◆ **Supplied records**:
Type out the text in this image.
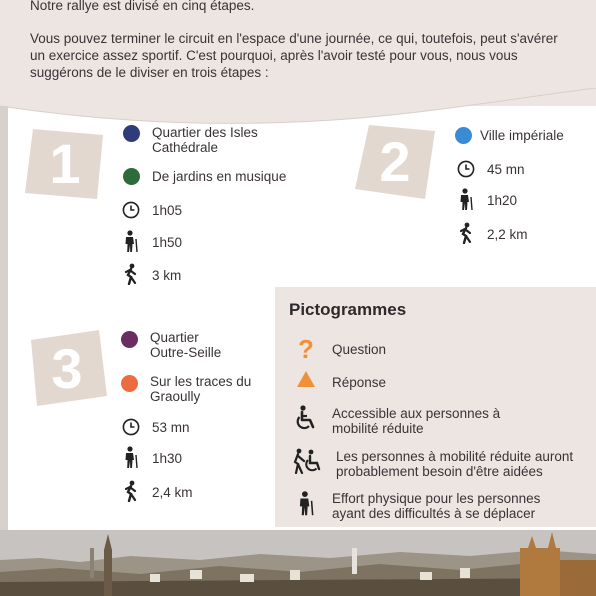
Notre rallye est divisé en cinq étapes.

Vous pouvez terminer le circuit en l'espace d'une journée, ce qui, toutefois, peut s'avérer un exercice assez sportif. C'est pourquoi, après l'avoir testé pour vous, nous vous suggérons de le diviser en trois étapes :

1	Quartier des Isles
Cathédrale
De jardins en musique
1h05
1h50
3 km
2	Ville impériale
45 mn
1h20
2,2 km
3	Quartier
Outre-Seille
Sur les traces du
Graoully
53 mn
1h30
2,4 km
Pictogrammes
? Question
Réponse
Accessible aux personnes à
mobilité réduite
Les personnes à mobilité réduite auront
probablement besoin d'être aidées
Effort physique pour les personnes
ayant des difficultés à se déplacer
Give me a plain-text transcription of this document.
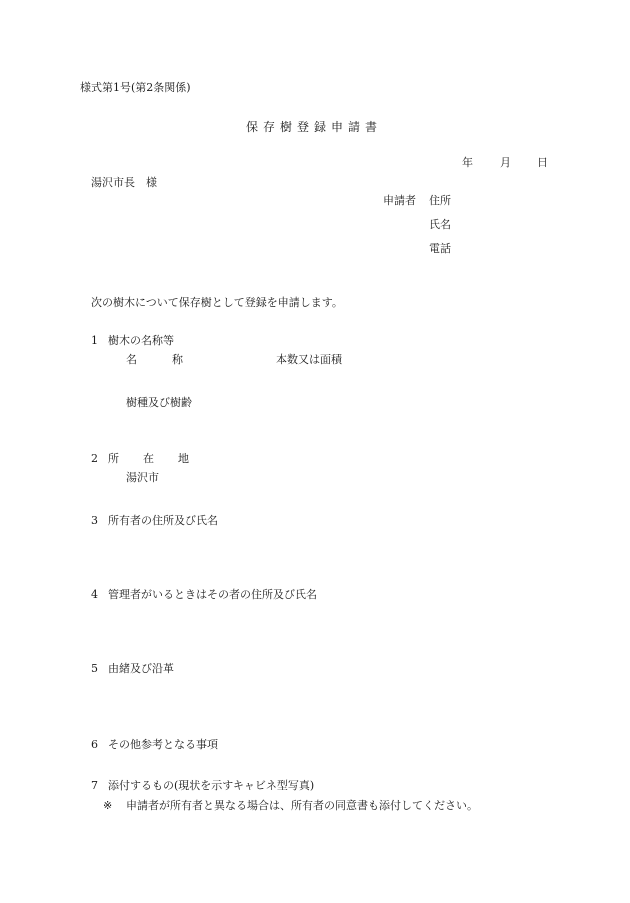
様式第1号(第2条関係)
保存樹登録申請書
年 月 日
湯沢市長　様
申請者 住所
氏名
電話
次の樹木について保存樹として登録を申請します。
1 樹木の名称等
名	称	本数又は面積
樹種及び樹齢
2 所 在 地
湯沢市
3 所有者の住所及び氏名
4 管理者がいるときはその者の住所及び氏名
5 由緒及び沿革
6 その他参考となる事項
7 添付するもの(現状を示すキャビネ型写真)
※ 申請者が所有者と異なる場合は、所有者の同意書も添付してください。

◆ **Work to be completed**:
Images should not appear in the copy; retype the listing above exactly.

◆ **Written answer**:
Type out the text in this image.
Notre rallye est divisé en cinq étapes.

Vous pouvez terminer le circuit en l'espace d'une journée, ce qui, toutefois, peut s'avérer un exercice assez sportif. C'est pourquoi, après l'avoir testé pour vous, nous vous suggérons de le diviser en trois étapes :

1	Quartier des Isles
Cathédrale
De jardins en musique
1h05
1h50
3 km
2	Ville impériale
45 mn
1h20
2,2 km
3	Quartier
Outre-Seille
Sur les traces du
Graoully
53 mn
1h30
2,4 km
Pictogrammes
? Question
Réponse
Accessible aux personnes à
mobilité réduite
Les personnes à mobilité réduite auront
probablement besoin d'être aidées
Effort physique pour les personnes
ayant des difficultés à se déplacer
Give me a plain-text transcription of this document.
様式第1号(第2条関係)
保存樹登録申請書
年 月 日
湯沢市長　様
申請者 住所
氏名
電話
次の樹木について保存樹として登録を申請します。
1 樹木の名称等
名	称	本数又は面積
樹種及び樹齢
2 所 在 地
湯沢市
3 所有者の住所及び氏名
4 管理者がいるときはその者の住所及び氏名
5 由緒及び沿革
6 その他参考となる事項
7 添付するもの(現状を示すキャビネ型写真)
※ 申請者が所有者と異なる場合は、所有者の同意書も添付してください。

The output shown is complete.